Task statement: Below is the data. Give it again, complete and exact.

Data shown:
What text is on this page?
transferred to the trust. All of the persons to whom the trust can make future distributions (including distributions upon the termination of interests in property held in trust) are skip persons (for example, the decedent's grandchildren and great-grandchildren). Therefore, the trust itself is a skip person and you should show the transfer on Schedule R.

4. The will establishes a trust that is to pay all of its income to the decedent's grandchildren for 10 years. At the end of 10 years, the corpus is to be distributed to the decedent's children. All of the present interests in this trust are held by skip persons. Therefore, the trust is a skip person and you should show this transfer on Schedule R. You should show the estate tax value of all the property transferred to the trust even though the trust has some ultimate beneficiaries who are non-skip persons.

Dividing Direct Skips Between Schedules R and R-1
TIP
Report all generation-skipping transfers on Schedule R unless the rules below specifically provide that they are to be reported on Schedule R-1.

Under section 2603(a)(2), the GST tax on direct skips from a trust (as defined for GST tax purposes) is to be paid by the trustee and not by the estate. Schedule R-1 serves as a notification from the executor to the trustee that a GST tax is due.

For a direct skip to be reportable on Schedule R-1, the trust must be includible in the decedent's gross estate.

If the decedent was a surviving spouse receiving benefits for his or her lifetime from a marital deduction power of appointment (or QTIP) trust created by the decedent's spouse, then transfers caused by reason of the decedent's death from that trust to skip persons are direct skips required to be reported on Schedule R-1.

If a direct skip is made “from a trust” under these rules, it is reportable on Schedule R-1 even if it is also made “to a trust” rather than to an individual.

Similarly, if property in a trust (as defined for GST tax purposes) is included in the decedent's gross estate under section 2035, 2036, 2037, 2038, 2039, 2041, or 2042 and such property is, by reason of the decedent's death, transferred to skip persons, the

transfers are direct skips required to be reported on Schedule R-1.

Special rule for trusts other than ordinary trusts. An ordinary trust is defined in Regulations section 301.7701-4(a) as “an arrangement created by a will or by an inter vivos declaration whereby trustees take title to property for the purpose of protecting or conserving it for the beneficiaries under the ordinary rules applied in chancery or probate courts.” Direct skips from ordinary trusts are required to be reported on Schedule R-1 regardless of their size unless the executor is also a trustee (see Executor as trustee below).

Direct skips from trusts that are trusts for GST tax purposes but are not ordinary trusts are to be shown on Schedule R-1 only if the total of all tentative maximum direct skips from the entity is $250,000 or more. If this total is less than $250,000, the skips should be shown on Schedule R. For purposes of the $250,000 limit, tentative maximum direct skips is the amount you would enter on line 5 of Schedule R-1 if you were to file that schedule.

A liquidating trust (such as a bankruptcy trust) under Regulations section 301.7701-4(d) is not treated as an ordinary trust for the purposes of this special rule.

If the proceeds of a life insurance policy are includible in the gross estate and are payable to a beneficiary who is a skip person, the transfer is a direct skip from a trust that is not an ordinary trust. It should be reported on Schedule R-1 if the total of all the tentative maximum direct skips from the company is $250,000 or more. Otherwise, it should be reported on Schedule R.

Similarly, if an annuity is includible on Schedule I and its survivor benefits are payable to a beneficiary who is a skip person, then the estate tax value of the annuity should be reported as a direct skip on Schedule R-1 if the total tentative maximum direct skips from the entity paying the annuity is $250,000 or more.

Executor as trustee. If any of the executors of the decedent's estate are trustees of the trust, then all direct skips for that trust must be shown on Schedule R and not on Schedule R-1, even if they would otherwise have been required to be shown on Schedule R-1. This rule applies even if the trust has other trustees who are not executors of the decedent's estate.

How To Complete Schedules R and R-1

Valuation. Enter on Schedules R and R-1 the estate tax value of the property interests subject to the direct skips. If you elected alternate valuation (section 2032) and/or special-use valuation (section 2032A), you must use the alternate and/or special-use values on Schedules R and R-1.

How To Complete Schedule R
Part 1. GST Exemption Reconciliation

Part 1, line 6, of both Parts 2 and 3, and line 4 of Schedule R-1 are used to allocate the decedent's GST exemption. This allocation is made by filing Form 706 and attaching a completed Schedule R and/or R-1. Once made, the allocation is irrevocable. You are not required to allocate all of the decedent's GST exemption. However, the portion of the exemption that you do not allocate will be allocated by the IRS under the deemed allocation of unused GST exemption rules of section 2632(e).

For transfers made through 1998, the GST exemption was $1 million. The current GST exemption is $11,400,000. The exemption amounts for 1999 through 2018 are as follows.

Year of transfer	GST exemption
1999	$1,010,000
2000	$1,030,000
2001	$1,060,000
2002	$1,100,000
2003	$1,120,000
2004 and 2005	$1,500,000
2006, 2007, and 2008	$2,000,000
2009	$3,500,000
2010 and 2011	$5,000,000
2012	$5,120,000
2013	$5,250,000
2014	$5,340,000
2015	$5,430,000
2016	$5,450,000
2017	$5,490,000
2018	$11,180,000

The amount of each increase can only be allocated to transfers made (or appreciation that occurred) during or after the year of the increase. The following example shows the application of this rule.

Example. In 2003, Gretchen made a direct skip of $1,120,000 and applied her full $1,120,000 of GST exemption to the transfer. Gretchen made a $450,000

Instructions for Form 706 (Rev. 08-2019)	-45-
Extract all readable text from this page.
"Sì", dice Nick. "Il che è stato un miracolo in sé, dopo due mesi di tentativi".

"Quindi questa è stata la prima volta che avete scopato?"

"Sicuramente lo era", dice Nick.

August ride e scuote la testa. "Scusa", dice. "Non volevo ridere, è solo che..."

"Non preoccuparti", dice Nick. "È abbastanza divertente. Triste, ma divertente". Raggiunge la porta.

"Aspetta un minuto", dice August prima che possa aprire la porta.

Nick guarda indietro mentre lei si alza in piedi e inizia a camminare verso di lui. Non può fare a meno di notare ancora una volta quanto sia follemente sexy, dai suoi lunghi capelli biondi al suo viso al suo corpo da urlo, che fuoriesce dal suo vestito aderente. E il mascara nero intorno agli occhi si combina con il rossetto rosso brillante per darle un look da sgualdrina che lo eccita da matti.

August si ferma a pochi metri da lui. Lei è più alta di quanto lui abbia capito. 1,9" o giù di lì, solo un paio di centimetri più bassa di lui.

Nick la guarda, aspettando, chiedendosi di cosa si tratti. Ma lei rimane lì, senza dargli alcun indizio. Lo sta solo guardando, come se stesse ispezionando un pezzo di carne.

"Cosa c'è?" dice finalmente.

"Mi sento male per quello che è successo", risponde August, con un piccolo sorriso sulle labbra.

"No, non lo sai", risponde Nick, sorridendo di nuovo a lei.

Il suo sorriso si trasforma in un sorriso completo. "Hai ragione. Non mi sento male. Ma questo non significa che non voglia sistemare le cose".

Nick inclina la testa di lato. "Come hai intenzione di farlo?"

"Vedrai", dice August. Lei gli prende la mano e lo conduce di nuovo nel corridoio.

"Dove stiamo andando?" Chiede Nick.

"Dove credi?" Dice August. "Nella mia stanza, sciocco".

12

Task answer:
What text is on this page?
transferred to the trust. All of the persons to whom the trust can make future distributions (including distributions upon the termination of interests in property held in trust) are skip persons (for example, the decedent's grandchildren and great-grandchildren). Therefore, the trust itself is a skip person and you should show the transfer on Schedule R.

4. The will establishes a trust that is to pay all of its income to the decedent's grandchildren for 10 years. At the end of 10 years, the corpus is to be distributed to the decedent's children. All of the present interests in this trust are held by skip persons. Therefore, the trust is a skip person and you should show this transfer on Schedule R. You should show the estate tax value of all the property transferred to the trust even though the trust has some ultimate beneficiaries who are non-skip persons.

Dividing Direct Skips Between Schedules R and R-1
TIP
Report all generation-skipping transfers on Schedule R unless the rules below specifically provide that they are to be reported on Schedule R-1.

Under section 2603(a)(2), the GST tax on direct skips from a trust (as defined for GST tax purposes) is to be paid by the trustee and not by the estate. Schedule R-1 serves as a notification from the executor to the trustee that a GST tax is due.

For a direct skip to be reportable on Schedule R-1, the trust must be includible in the decedent's gross estate.

If the decedent was a surviving spouse receiving benefits for his or her lifetime from a marital deduction power of appointment (or QTIP) trust created by the decedent's spouse, then transfers caused by reason of the decedent's death from that trust to skip persons are direct skips required to be reported on Schedule R-1.

If a direct skip is made “from a trust” under these rules, it is reportable on Schedule R-1 even if it is also made “to a trust” rather than to an individual.

Similarly, if property in a trust (as defined for GST tax purposes) is included in the decedent's gross estate under section 2035, 2036, 2037, 2038, 2039, 2041, or 2042 and such property is, by reason of the decedent's death, transferred to skip persons, the

transfers are direct skips required to be reported on Schedule R-1.

Special rule for trusts other than ordinary trusts. An ordinary trust is defined in Regulations section 301.7701-4(a) as “an arrangement created by a will or by an inter vivos declaration whereby trustees take title to property for the purpose of protecting or conserving it for the beneficiaries under the ordinary rules applied in chancery or probate courts.” Direct skips from ordinary trusts are required to be reported on Schedule R-1 regardless of their size unless the executor is also a trustee (see Executor as trustee below).

Direct skips from trusts that are trusts for GST tax purposes but are not ordinary trusts are to be shown on Schedule R-1 only if the total of all tentative maximum direct skips from the entity is $250,000 or more. If this total is less than $250,000, the skips should be shown on Schedule R. For purposes of the $250,000 limit, tentative maximum direct skips is the amount you would enter on line 5 of Schedule R-1 if you were to file that schedule.

A liquidating trust (such as a bankruptcy trust) under Regulations section 301.7701-4(d) is not treated as an ordinary trust for the purposes of this special rule.

If the proceeds of a life insurance policy are includible in the gross estate and are payable to a beneficiary who is a skip person, the transfer is a direct skip from a trust that is not an ordinary trust. It should be reported on Schedule R-1 if the total of all the tentative maximum direct skips from the company is $250,000 or more. Otherwise, it should be reported on Schedule R.

Similarly, if an annuity is includible on Schedule I and its survivor benefits are payable to a beneficiary who is a skip person, then the estate tax value of the annuity should be reported as a direct skip on Schedule R-1 if the total tentative maximum direct skips from the entity paying the annuity is $250,000 or more.

Executor as trustee. If any of the executors of the decedent's estate are trustees of the trust, then all direct skips for that trust must be shown on Schedule R and not on Schedule R-1, even if they would otherwise have been required to be shown on Schedule R-1. This rule applies even if the trust has other trustees who are not executors of the decedent's estate.

How To Complete Schedules R and R-1

Valuation. Enter on Schedules R and R-1 the estate tax value of the property interests subject to the direct skips. If you elected alternate valuation (section 2032) and/or special-use valuation (section 2032A), you must use the alternate and/or special-use values on Schedules R and R-1.

How To Complete Schedule R
Part 1. GST Exemption Reconciliation

Part 1, line 6, of both Parts 2 and 3, and line 4 of Schedule R-1 are used to allocate the decedent's GST exemption. This allocation is made by filing Form 706 and attaching a completed Schedule R and/or R-1. Once made, the allocation is irrevocable. You are not required to allocate all of the decedent's GST exemption. However, the portion of the exemption that you do not allocate will be allocated by the IRS under the deemed allocation of unused GST exemption rules of section 2632(e).

For transfers made through 1998, the GST exemption was $1 million. The current GST exemption is $11,400,000. The exemption amounts for 1999 through 2018 are as follows.

Year of transfer	GST exemption
1999	$1,010,000
2000	$1,030,000
2001	$1,060,000
2002	$1,100,000
2003	$1,120,000
2004 and 2005	$1,500,000
2006, 2007, and 2008	$2,000,000
2009	$3,500,000
2010 and 2011	$5,000,000
2012	$5,120,000
2013	$5,250,000
2014	$5,340,000
2015	$5,430,000
2016	$5,450,000
2017	$5,490,000
2018	$11,180,000

The amount of each increase can only be allocated to transfers made (or appreciation that occurred) during or after the year of the increase. The following example shows the application of this rule.

Example. In 2003, Gretchen made a direct skip of $1,120,000 and applied her full $1,120,000 of GST exemption to the transfer. Gretchen made a $450,000

Instructions for Form 706 (Rev. 08-2019)	-45-
Extract all readable text from this page.
"Sì", dice Nick. "Il che è stato un miracolo in sé, dopo due mesi di tentativi".

"Quindi questa è stata la prima volta che avete scopato?"

"Sicuramente lo era", dice Nick.

August ride e scuote la testa. "Scusa", dice. "Non volevo ridere, è solo che..."

"Non preoccuparti", dice Nick. "È abbastanza divertente. Triste, ma divertente". Raggiunge la porta.

"Aspetta un minuto", dice August prima che possa aprire la porta.

Nick guarda indietro mentre lei si alza in piedi e inizia a camminare verso di lui. Non può fare a meno di notare ancora una volta quanto sia follemente sexy, dai suoi lunghi capelli biondi al suo viso al suo corpo da urlo, che fuoriesce dal suo vestito aderente. E il mascara nero intorno agli occhi si combina con il rossetto rosso brillante per darle un look da sgualdrina che lo eccita da matti.

August si ferma a pochi metri da lui. Lei è più alta di quanto lui abbia capito. 1,9" o giù di lì, solo un paio di centimetri più bassa di lui.

Nick la guarda, aspettando, chiedendosi di cosa si tratti. Ma lei rimane lì, senza dargli alcun indizio. Lo sta solo guardando, come se stesse ispezionando un pezzo di carne.

"Cosa c'è?" dice finalmente.

"Mi sento male per quello che è successo", risponde August, con un piccolo sorriso sulle labbra.

"No, non lo sai", risponde Nick, sorridendo di nuovo a lei.

Il suo sorriso si trasforma in un sorriso completo. "Hai ragione. Non mi sento male. Ma questo non significa che non voglia sistemare le cose".

Nick inclina la testa di lato. "Come hai intenzione di farlo?"

"Vedrai", dice August. Lei gli prende la mano e lo conduce di nuovo nel corridoio.

"Dove stiamo andando?" Chiede Nick.

"Dove credi?" Dice August. "Nella mia stanza, sciocco".

12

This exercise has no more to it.